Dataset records
* start *
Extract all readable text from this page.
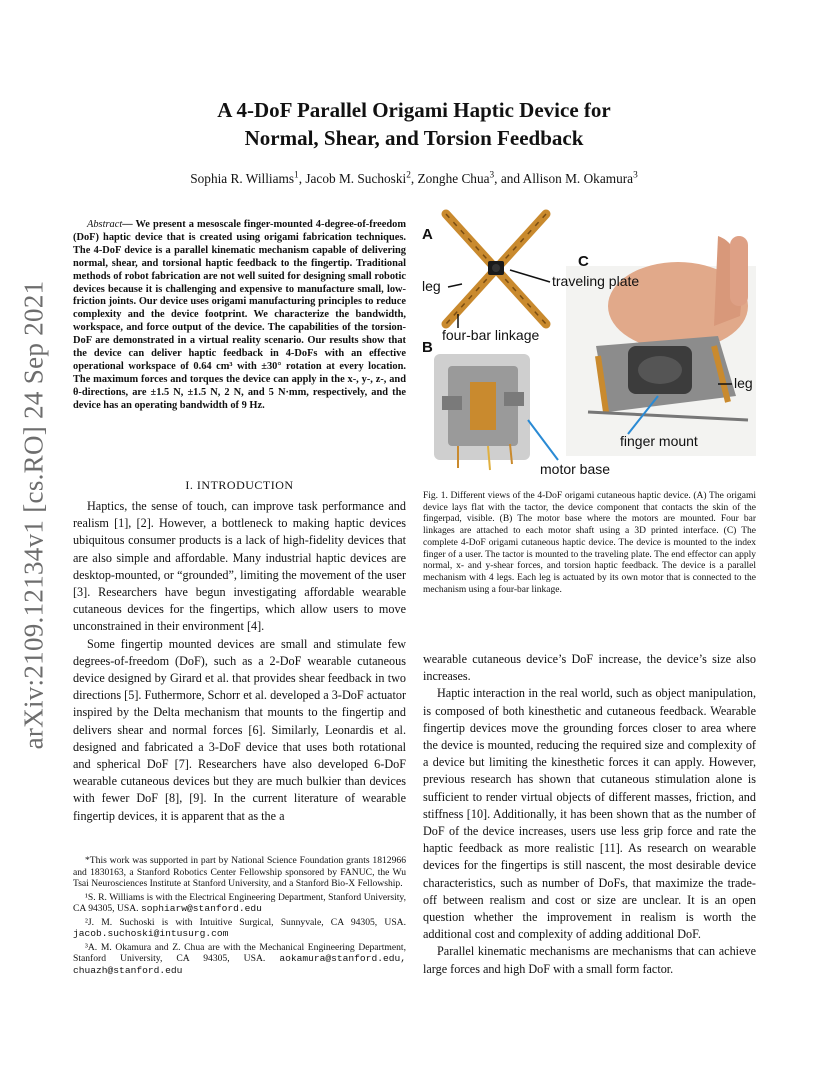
arXiv:2109.12134v1 [cs.RO] 24 Sep 2021
A 4-DoF Parallel Origami Haptic Device for
Normal, Shear, and Torsion Feedback
Sophia R. Williams$^1$, Jacob M. Suchoski$^2$, Zonghe Chua$^3$, and Allison M. Okamura$^3$
Abstract— We present a mesoscale finger-mounted 4-degree-of-freedom (DoF) haptic device that is created using origami fabrication techniques. The 4-DoF device is a parallel kinematic mechanism capable of delivering normal, shear, and torsional haptic feedback to the fingertip. Traditional methods of robot fabrication are not well suited for designing small robotic devices because it is challenging and expensive to manufacture small, low-friction joints. Our device uses origami manufacturing principles to reduce complexity and the device footprint. We characterize the bandwidth, workspace, and force output of the device. The capabilities of the torsion-DoF are demonstrated in a virtual reality scenario. Our results show that the device can deliver haptic feedback in 4-DoFs with an effective operational workspace of 0.64 cm³ with ±30° rotation at every location. The maximum forces and torques the device can apply in the x-, y-, z-, and θ-directions, are ±1.5 N, ±1.5 N, 2 N, and 5 N·mm, respectively, and the device has an operating bandwidth of 9 Hz.
I. INTRODUCTION

Haptics, the sense of touch, can improve task performance and realism [1], [2]. However, a bottleneck to making haptic devices ubiquitous consumer products is a lack of high-fidelity devices that are also simple and affordable. Many industrial haptic devices are desktop-mounted, or “grounded”, limiting the movement of the user [3]. Researchers have begun investigating affordable wearable cutaneous devices for the fingertips, which allow users to move unconstrained in their environment [4].

Some fingertip mounted devices are small and stimulate few degrees-of-freedom (DoF), such as a 2-DoF wearable cutaneous device designed by Girard et al. that provides shear feedback in two directions [5]. Futhermore, Schorr et al. developed a 3-DoF actuator inspired by the Delta mechanism that mounts to the fingertip and delivers shear and normal forces [6]. Similarly, Leonardis et al. designed and fabricated a 3-DoF device that uses both rotational and spherical DoF [7]. Researchers have also developed 6-DoF wearable cutaneous devices but they are much bulkier than devices with fewer DoF [8], [9]. In the current literature of wearable fingertip devices, it is apparent that as the a

*This work was supported in part by National Science Foundation grants 1812966 and 1830163, a Stanford Robotics Center Fellowship sponsored by FANUC, the Wu Tsai Neurosciences Institute at Stanford University, and a Stanford Bio-X Fellowship.

¹S. R. Williams is with the Electrical Engineering Department, Stanford University, CA 94305, USA. sophiarw@stanford.edu

²J. M. Suchoski is with Intuitive Surgical, Sunnyvale, CA 94305, USA. jacob.suchoski@intusurg.com

³A. M. Okamura and Z. Chua are with the Mechanical Engineering Department, Stanford University, CA 94305, USA. aokamura@stanford.edu, chuazh@stanford.edu

A
B
C
leg
four-bar linkage
traveling plate
leg
finger mount
motor base
Fig. 1. Different views of the 4-DoF origami cutaneous haptic device. (A) The origami device lays flat with the tactor, the device component that contacts the skin of the fingerpad, visible. (B) The motor base where the motors are mounted. Four bar linkages are attached to each motor shaft using a 3D printed interface. (C) The complete 4-DoF origami cutaneous haptic device. The device is mounted to the index finger of a user. The tactor is mounted to the traveling plate. The end effector can apply normal, x- and y-shear forces, and torsion haptic feedback. The device is a parallel mechanism with 4 legs. Each leg is actuated by its own motor that is connected to the mechanism using a four-bar linkage.

wearable cutaneous device’s DoF increase, the device’s size also increases.

Haptic interaction in the real world, such as object manipulation, is composed of both kinesthetic and cutaneous feedback. Wearable fingertip devices move the grounding forces closer to area where the device is mounted, reducing the required size and complexity of a device but limiting the kinesthetic forces it can apply. However, previous research has shown that cutaneous stimulation alone is sufficient to render virtual objects of different masses, friction, and stiffness [10]. Additionally, it has been shown that as the number of DoF of the device increases, users use less grip force and rate the haptic feedback as more realistic [11]. As research on wearable devices for the fingertips is still nascent, the most desirable device characteristics, such as number of DoFs, that maximize the trade-off between realism and cost or size are unclear. It is an open question whether the improvement in realism is worth the additional cost and complexity of adding additional DoF.

Parallel kinematic mechanisms are mechanisms that can achieve large forces and high DoF with a small form factor.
* end *
SHORT TASK:
Identify and copy the lines holding the word "Researchers".

FULL ANSWER:
Haptics, the sense of touch, can improve task performance and realism [1], [2]. However, a bottleneck to making haptic devices ubiquitous consumer products is a lack of high-fidelity devices that are also simple and affordable. Many industrial haptic devices are desktop-mounted, or “grounded”, limiting the movement of the user [3]. Researchers have begun investigating affordable wearable cutaneous devices for the fingertips, which allow users to move unconstrained in their environment [4].
Some fingertip mounted devices are small and stimulate few degrees-of-freedom (DoF), such as a 2-DoF wearable cutaneous device designed by Girard et al. that provides shear feedback in two directions [5]. Futhermore, Schorr et al. developed a 3-DoF actuator inspired by the Delta mechanism that mounts to the fingertip and delivers shear and normal forces [6]. Similarly, Leonardis et al. designed and fabricated a 3-DoF device that uses both rotational and spherical DoF [7]. Researchers have also developed 6-DoF wearable cutaneous devices but they are much bulkier than devices with fewer DoF [8], [9]. In the current literature of wearable fingertip devices, it is apparent that as the a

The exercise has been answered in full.